**Task instructions**
Where a line holds "Semi", copy it.

**Extracted entries**
start

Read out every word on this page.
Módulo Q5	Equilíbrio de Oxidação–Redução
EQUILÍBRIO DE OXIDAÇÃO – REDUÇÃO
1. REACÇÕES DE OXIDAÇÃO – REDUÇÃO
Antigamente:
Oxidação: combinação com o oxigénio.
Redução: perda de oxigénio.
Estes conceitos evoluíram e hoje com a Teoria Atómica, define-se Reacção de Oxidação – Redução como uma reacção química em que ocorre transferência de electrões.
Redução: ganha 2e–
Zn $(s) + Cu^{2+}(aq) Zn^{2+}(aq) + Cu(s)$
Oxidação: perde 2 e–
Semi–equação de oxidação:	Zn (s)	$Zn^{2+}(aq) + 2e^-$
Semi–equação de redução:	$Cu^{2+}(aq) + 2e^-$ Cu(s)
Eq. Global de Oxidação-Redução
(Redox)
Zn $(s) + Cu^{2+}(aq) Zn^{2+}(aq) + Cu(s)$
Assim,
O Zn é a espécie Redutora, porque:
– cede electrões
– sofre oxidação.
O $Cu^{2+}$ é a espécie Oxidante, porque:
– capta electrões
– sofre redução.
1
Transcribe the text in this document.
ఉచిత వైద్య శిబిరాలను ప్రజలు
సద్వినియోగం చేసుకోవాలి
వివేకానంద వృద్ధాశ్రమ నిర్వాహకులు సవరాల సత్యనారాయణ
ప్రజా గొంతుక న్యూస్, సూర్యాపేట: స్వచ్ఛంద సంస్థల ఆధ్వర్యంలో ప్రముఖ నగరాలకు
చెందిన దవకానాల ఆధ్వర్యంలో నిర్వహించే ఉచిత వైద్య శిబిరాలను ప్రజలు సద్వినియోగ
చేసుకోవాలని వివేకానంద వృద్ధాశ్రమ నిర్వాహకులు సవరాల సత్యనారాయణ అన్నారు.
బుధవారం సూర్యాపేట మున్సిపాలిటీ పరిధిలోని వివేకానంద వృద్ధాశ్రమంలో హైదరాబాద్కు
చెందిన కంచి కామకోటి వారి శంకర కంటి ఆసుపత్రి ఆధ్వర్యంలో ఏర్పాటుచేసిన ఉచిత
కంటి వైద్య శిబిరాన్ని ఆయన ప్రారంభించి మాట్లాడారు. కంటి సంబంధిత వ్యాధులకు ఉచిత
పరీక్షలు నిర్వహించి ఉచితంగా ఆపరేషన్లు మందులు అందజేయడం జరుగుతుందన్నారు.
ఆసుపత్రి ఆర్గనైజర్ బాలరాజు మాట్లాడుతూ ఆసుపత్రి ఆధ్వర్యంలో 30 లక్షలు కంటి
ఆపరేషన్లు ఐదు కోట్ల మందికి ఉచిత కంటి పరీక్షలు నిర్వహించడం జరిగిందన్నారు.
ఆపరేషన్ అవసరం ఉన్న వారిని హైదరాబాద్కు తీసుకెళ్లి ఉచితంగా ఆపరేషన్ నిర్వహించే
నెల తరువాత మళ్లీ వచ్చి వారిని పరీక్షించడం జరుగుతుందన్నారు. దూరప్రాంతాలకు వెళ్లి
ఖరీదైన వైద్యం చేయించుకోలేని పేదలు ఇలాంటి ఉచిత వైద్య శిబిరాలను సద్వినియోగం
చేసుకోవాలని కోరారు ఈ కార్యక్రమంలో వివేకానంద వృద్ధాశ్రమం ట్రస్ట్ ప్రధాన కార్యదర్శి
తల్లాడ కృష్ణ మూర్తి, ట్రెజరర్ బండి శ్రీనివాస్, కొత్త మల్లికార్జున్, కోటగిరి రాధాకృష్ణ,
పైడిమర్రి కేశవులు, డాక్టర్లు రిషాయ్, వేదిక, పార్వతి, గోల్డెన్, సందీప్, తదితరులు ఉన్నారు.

end

**Problem solution**
Semi–equação de oxidação:	Zn (s)	$Zn^{2+}(aq) + 2e^-$
Semi–equação de redução:	$Cu^{2+}(aq) + 2e^-$ Cu(s)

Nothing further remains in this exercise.